__TASK GOAL__:
Once you find a line containing the word "answers" in the entries below, copy it.

[Data about app and page elements]
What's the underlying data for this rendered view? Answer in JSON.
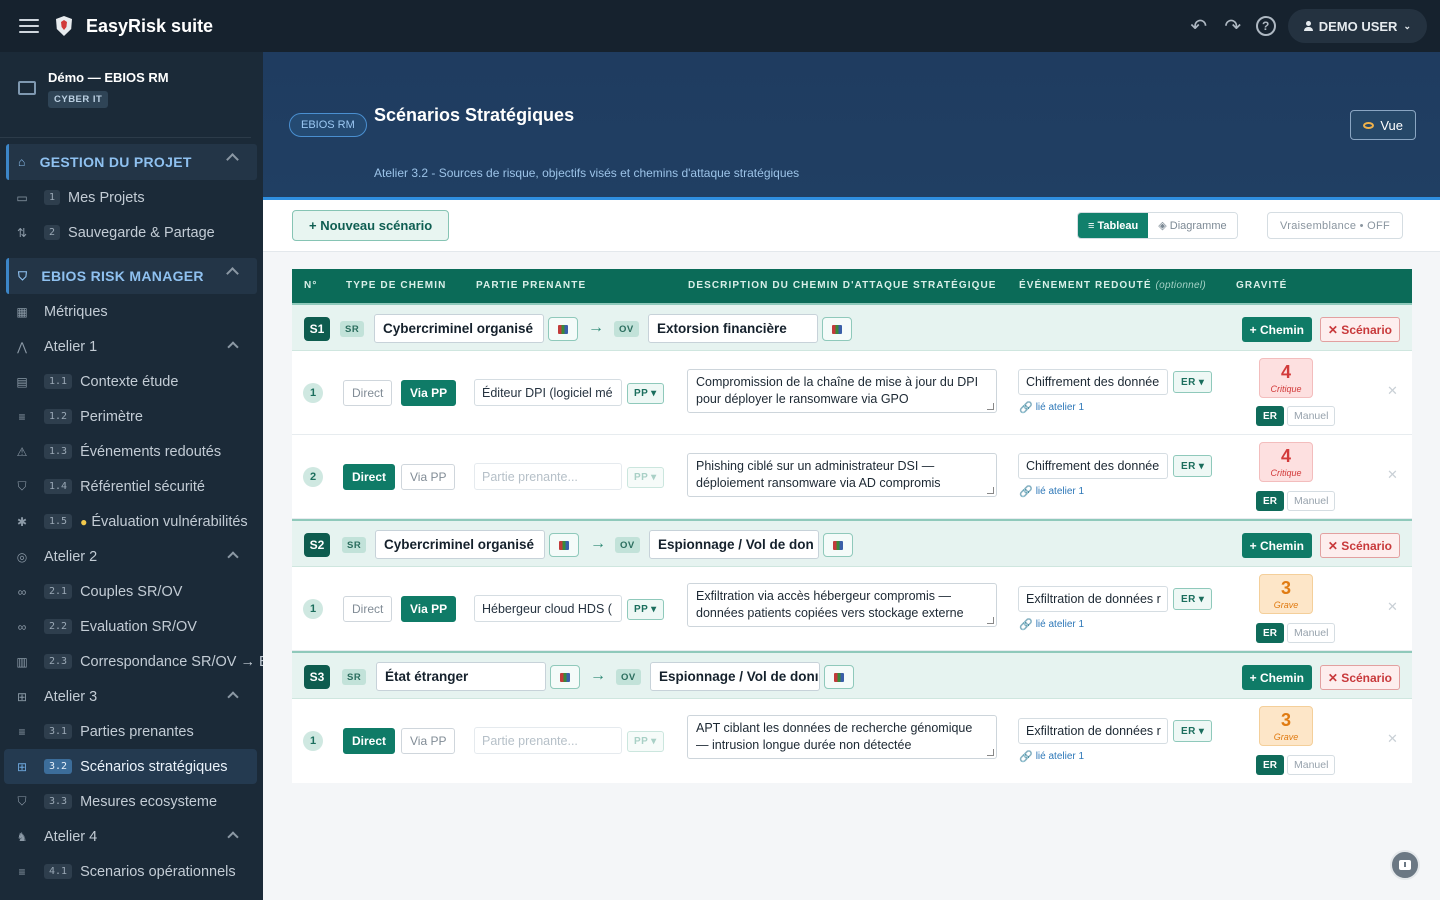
{
  "app": {
    "title": "EasyRisk suite",
    "user": "DEMO USER"
  },
  "project": {
    "name": "Démo — EBIOS RM",
    "badge": "CYBER IT"
  },
  "sidebar": {
    "section1": "GESTION DU PROJET",
    "s1_items": [
      {
        "num": "1",
        "label": "Mes Projets"
      },
      {
        "num": "2",
        "label": "Sauvegarde & Partage"
      }
    ],
    "section2": "EBIOS RISK MANAGER",
    "metriques": "Métriques",
    "atelier1": "Atelier 1",
    "a1_items": [
      {
        "num": "1.1",
        "label": "Contexte étude"
      },
      {
        "num": "1.2",
        "label": "Perimètre"
      },
      {
        "num": "1.3",
        "label": "Événements redoutés"
      },
      {
        "num": "1.4",
        "label": "Référentiel sécurité"
      },
      {
        "num": "1.5",
        "label": "Évaluation vulnérabilités"
      }
    ],
    "atelier2": "Atelier 2",
    "a2_items": [
      {
        "num": "2.1",
        "label": "Couples SR/OV"
      },
      {
        "num": "2.2",
        "label": "Evaluation SR/OV"
      },
      {
        "num": "2.3",
        "label": "Correspondance SR/OV → EF"
      }
    ],
    "atelier3": "Atelier 3",
    "a3_items": [
      {
        "num": "3.1",
        "label": "Parties prenantes"
      },
      {
        "num": "3.2",
        "label": "Scénarios stratégiques"
      },
      {
        "num": "3.3",
        "label": "Mesures ecosysteme"
      }
    ],
    "atelier4": "Atelier 4",
    "a4_items": [
      {
        "num": "4.1",
        "label": "Scenarios opérationnels"
      }
    ]
  },
  "header": {
    "pill": "EBIOS RM",
    "title": "Scénarios Stratégiques",
    "subtitle": "Atelier 3.2 - Sources de risque, objectifs visés et chemins d'attaque stratégiques",
    "vue_label": "Vue"
  },
  "toolbar": {
    "new_scenario": "+ Nouveau scénario",
    "view_table": "≡ Tableau",
    "view_diagram": "◈ Diagramme",
    "vraisemblance": "Vraisemblance • OFF"
  },
  "table": {
    "headers": {
      "num": "N°",
      "type": "TYPE DE CHEMIN",
      "partie": "PARTIE PRENANTE",
      "desc": "DESCRIPTION DU CHEMIN D'ATTAQUE STRATÉGIQUE",
      "event": "ÉVÉNEMENT REDOUTÉ",
      "event_opt": "(optionnel)",
      "gravite": "GRAVITÉ"
    },
    "labels": {
      "sr": "SR",
      "ov": "OV",
      "direct": "Direct",
      "via_pp": "Via PP",
      "pp": "PP ▾",
      "er": "ER ▾",
      "er_badge": "ER",
      "manuel": "Manuel",
      "lie": "lié atelier 1",
      "add_chemin": "+ Chemin",
      "del_scenario": "✕ Scénario",
      "pp_placeholder": "Partie prenante..."
    },
    "scenarios": [
      {
        "id": "S1",
        "sr": "Cybercriminel organisé",
        "ov": "Extorsion financière",
        "rows": [
          {
            "n": "1",
            "type": "via",
            "pp": "Éditeur DPI (logiciel mé",
            "desc": "Compromission de la chaîne de mise à jour du DPI pour déployer le ransomware via GPO",
            "er": "Chiffrement des donnée",
            "grav": "4",
            "grav_label": "Critique"
          },
          {
            "n": "2",
            "type": "direct",
            "pp": "",
            "desc": "Phishing ciblé sur un administrateur DSI — déploiement ransomware via AD compromis",
            "er": "Chiffrement des donnée",
            "grav": "4",
            "grav_label": "Critique"
          }
        ]
      },
      {
        "id": "S2",
        "sr": "Cybercriminel organisé",
        "ov": "Espionnage / Vol de don",
        "rows": [
          {
            "n": "1",
            "type": "via",
            "pp": "Hébergeur cloud HDS (",
            "desc": "Exfiltration via accès hébergeur compromis — données patients copiées vers stockage externe",
            "er": "Exfiltration de données r",
            "grav": "3",
            "grav_label": "Grave"
          }
        ]
      },
      {
        "id": "S3",
        "sr": "État étranger",
        "ov": "Espionnage / Vol de donı",
        "rows": [
          {
            "n": "1",
            "type": "direct",
            "pp": "",
            "desc": "APT ciblant les données de recherche génomique — intrusion longue durée non détectée",
            "er": "Exfiltration de données r",
            "grav": "3",
            "grav_label": "Grave"
          }
        ]
      }
    ]
  }
}
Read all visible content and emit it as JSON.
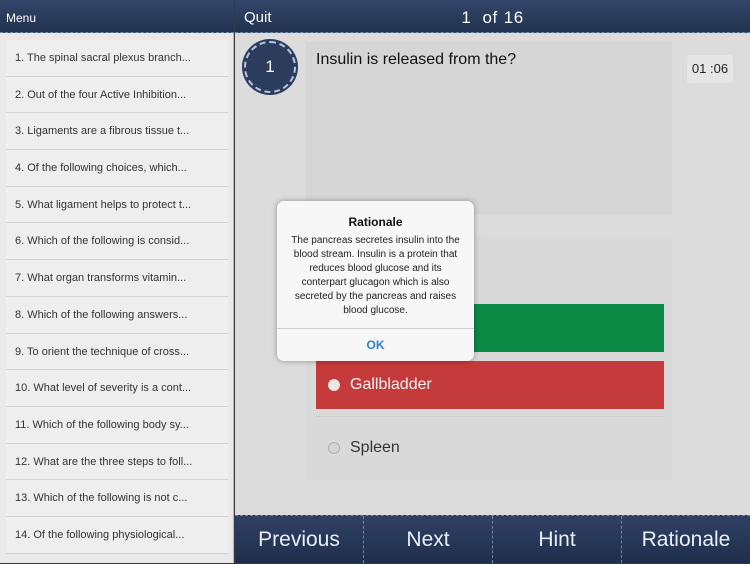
{
  "sidebar": {
    "menu_label": "Menu",
    "questions": [
      "1. The spinal sacral plexus branch...",
      "2. Out of the four Active Inhibition...",
      "3. Ligaments are a fibrous tissue t...",
      "4. Of the following choices, which...",
      "5. What ligament helps to protect t...",
      "6. Which of the following is consid...",
      "7. What organ transforms vitamin...",
      "8. Which of the following answers...",
      "9. To orient the technique of cross...",
      "10. What level of severity is a cont...",
      "11. Which of the following body sy...",
      "12. What are the three steps to foll...",
      "13. Which of the following is not c...",
      "14. Of the following physiological..."
    ]
  },
  "topbar": {
    "quit_label": "Quit",
    "current": "1",
    "of_label": "of",
    "total": "16"
  },
  "question": {
    "number": "1",
    "text": "Insulin is released from the?",
    "timer": "01 :06"
  },
  "answers": {
    "wrong": "Gallbladder",
    "plain": "Spleen"
  },
  "bottombar": {
    "previous": "Previous",
    "next": "Next",
    "hint": "Hint",
    "rationale": "Rationale"
  },
  "dialog": {
    "title": "Rationale",
    "body": "The pancreas secretes insulin into the blood stream. Insulin is a protein that reduces blood glucose and its conterpart glucagon which is also secreted by the pancreas and raises blood glucose.",
    "ok_label": "OK"
  },
  "colors": {
    "navbar": "#2a3a55",
    "correct": "#0b8a45",
    "wrong": "#c53a3a",
    "link": "#2d7fe0"
  }
}
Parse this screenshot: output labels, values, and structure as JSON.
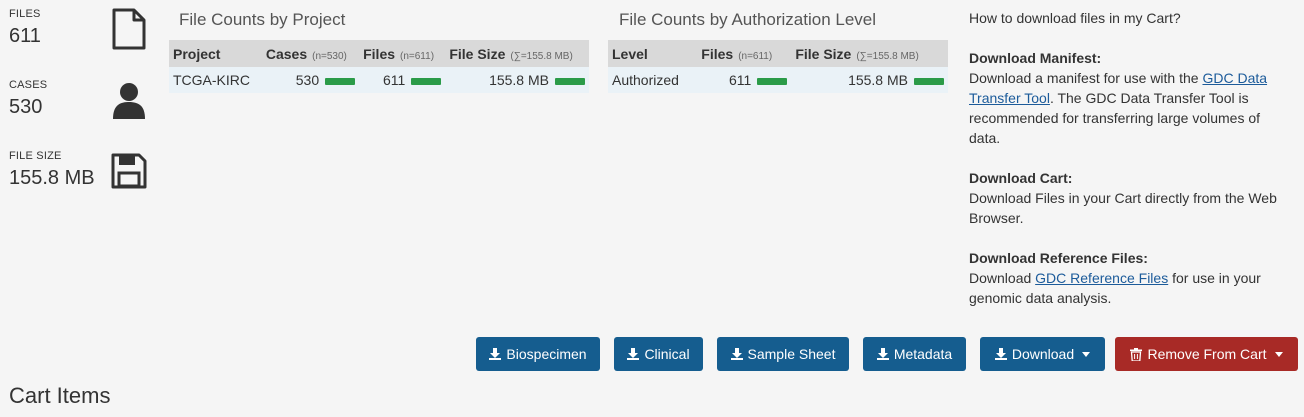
{
  "summary": {
    "files": {
      "label": "FILES",
      "value": "611",
      "icon": "file-icon"
    },
    "cases": {
      "label": "CASES",
      "value": "530",
      "icon": "user-icon"
    },
    "file_size": {
      "label": "FILE SIZE",
      "value": "155.8 MB",
      "icon": "save-icon"
    }
  },
  "project_table": {
    "title": "File Counts by Project",
    "headers": {
      "project": "Project",
      "cases": "Cases",
      "cases_n": "(n=530)",
      "files": "Files",
      "files_n": "(n=611)",
      "size": "File Size",
      "size_n": "(∑=155.8 MB)"
    },
    "rows": [
      {
        "project": "TCGA-KIRC",
        "cases": "530",
        "files": "611",
        "size": "155.8 MB"
      }
    ]
  },
  "auth_table": {
    "title": "File Counts by Authorization Level",
    "headers": {
      "level": "Level",
      "files": "Files",
      "files_n": "(n=611)",
      "size": "File Size",
      "size_n": "(∑=155.8 MB)"
    },
    "rows": [
      {
        "level": "Authorized",
        "files": "611",
        "size": "155.8 MB"
      }
    ]
  },
  "help": {
    "title": "How to download files in my Cart?",
    "manifest_heading": "Download Manifest:",
    "manifest_text_1": "Download a manifest for use with the ",
    "manifest_link": "GDC Data Transfer Tool",
    "manifest_text_2": ". The GDC Data Transfer Tool is recommended for transferring large volumes of data.",
    "cart_heading": "Download Cart:",
    "cart_text": "Download Files in your Cart directly from the Web Browser.",
    "ref_heading": "Download Reference Files:",
    "ref_text_1": "Download ",
    "ref_link": "GDC Reference Files",
    "ref_text_2": " for use in your genomic data analysis."
  },
  "buttons": {
    "biospecimen": "Biospecimen",
    "clinical": "Clinical",
    "sample_sheet": "Sample Sheet",
    "metadata": "Metadata",
    "download": "Download",
    "remove": "Remove From Cart"
  },
  "cart_items_title": "Cart Items",
  "colors": {
    "primary": "#155d8f",
    "danger": "#a82a26",
    "bar": "#2b9b48"
  }
}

__RESULT FOR THIS EXERCISE__:
      "8. Which of the following answers...",
  "answers": {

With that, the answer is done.